Written task: Report every line in the listing below where the string "attended" shows up.

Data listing
-=-=-=-=-

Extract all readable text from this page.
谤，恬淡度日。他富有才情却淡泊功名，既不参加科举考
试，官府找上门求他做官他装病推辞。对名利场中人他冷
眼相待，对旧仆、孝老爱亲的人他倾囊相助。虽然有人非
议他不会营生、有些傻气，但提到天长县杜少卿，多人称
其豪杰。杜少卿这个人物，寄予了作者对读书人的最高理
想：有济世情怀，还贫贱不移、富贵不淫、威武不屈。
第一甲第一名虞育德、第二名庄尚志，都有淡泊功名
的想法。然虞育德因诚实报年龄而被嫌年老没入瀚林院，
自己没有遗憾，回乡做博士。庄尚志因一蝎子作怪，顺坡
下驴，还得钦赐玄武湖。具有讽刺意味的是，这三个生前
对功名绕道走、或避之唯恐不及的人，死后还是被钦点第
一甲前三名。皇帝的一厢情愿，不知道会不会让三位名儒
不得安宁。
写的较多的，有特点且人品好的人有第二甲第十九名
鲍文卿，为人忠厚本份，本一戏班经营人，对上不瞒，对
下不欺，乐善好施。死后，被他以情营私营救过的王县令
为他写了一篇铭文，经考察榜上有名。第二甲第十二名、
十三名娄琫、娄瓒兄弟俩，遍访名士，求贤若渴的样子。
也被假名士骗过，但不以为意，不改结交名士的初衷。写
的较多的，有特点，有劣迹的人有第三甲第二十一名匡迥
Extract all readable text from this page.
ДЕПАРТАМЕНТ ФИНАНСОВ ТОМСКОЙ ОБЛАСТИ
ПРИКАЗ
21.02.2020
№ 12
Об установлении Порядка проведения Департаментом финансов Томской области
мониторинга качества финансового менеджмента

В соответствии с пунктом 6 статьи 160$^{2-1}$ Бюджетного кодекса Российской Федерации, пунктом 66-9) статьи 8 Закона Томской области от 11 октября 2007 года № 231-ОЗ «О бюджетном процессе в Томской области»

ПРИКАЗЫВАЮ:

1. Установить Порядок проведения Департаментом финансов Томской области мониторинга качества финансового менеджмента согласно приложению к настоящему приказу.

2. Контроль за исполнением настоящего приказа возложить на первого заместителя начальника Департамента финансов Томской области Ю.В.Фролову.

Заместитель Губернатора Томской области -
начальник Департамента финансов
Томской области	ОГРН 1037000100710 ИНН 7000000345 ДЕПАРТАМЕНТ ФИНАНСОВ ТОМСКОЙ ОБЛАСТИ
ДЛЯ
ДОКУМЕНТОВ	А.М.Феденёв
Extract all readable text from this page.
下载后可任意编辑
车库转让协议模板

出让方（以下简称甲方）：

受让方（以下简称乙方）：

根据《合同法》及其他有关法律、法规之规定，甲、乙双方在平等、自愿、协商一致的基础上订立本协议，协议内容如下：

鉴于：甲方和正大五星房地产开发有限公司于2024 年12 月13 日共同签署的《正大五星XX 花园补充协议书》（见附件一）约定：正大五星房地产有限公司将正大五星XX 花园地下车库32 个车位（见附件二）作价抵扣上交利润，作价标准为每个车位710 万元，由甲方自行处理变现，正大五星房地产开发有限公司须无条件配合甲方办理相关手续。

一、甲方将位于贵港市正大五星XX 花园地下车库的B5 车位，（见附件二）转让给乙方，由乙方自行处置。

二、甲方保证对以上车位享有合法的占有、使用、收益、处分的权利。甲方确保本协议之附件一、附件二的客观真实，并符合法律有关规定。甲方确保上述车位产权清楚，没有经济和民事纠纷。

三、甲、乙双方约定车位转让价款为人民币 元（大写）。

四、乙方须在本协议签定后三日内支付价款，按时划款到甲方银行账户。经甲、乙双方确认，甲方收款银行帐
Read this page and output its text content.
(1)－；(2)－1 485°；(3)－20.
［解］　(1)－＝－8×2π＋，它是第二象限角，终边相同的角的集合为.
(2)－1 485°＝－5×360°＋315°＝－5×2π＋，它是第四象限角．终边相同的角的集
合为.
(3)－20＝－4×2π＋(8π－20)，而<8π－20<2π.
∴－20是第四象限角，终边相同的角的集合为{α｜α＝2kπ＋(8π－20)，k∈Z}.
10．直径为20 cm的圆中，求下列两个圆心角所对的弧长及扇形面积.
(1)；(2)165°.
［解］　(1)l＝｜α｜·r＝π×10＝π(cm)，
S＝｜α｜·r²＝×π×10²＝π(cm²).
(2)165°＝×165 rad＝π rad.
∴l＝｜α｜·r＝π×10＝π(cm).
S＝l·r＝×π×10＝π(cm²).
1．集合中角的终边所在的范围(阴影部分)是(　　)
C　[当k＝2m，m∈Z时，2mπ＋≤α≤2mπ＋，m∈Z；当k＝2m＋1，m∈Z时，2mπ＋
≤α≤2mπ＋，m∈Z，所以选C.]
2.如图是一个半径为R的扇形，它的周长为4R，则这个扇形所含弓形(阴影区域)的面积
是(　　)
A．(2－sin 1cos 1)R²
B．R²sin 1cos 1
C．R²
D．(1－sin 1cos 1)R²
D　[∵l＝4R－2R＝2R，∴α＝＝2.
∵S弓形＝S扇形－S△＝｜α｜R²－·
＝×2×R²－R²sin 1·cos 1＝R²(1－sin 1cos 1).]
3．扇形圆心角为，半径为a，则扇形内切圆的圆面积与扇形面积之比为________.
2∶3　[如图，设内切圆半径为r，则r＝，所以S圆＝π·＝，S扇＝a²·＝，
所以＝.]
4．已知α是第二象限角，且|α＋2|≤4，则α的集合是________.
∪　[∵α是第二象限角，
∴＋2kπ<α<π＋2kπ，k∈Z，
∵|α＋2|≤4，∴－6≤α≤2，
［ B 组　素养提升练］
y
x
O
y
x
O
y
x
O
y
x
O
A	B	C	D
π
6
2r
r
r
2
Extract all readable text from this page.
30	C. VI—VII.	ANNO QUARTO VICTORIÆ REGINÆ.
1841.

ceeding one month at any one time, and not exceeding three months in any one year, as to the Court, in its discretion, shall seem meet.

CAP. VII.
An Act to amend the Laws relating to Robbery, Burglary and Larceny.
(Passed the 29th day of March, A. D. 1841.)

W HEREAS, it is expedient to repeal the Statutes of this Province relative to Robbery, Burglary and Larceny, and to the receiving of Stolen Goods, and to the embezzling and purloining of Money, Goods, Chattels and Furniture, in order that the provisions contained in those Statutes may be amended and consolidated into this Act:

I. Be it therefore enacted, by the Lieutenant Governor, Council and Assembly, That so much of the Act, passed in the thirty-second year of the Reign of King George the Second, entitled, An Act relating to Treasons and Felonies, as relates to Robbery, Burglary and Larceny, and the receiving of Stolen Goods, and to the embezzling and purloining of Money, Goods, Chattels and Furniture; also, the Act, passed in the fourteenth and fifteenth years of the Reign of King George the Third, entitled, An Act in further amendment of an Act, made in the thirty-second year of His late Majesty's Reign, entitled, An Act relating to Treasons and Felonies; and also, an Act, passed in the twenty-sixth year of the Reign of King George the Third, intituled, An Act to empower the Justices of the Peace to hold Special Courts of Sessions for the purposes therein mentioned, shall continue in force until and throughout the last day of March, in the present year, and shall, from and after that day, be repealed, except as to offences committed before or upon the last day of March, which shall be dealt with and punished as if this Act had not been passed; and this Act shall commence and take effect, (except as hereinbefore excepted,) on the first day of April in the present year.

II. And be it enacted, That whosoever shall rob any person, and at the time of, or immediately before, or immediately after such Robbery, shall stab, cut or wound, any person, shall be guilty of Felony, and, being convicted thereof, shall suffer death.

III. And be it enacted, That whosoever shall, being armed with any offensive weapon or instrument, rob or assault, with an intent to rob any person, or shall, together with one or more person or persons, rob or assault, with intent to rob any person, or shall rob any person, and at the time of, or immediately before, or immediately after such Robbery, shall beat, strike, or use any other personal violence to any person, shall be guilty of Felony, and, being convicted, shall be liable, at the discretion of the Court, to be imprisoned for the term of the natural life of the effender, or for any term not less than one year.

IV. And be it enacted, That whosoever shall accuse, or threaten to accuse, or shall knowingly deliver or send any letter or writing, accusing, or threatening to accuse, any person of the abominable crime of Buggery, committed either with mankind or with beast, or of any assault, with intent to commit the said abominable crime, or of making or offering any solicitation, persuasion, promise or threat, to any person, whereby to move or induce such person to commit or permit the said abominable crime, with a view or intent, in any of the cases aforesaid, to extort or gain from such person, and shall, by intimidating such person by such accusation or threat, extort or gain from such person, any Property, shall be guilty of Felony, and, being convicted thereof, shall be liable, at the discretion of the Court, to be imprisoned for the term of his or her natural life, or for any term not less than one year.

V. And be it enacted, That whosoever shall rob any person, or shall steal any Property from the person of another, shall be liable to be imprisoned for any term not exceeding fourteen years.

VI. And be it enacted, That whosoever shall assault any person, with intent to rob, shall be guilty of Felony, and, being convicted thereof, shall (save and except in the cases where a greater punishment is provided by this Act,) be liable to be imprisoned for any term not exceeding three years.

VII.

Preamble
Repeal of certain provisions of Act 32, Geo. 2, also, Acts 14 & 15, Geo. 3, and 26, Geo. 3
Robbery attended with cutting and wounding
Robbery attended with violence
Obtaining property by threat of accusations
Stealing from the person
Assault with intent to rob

-=-=-=-=-

Result:
Robbery attended with cutting and wounding
Robbery attended with violence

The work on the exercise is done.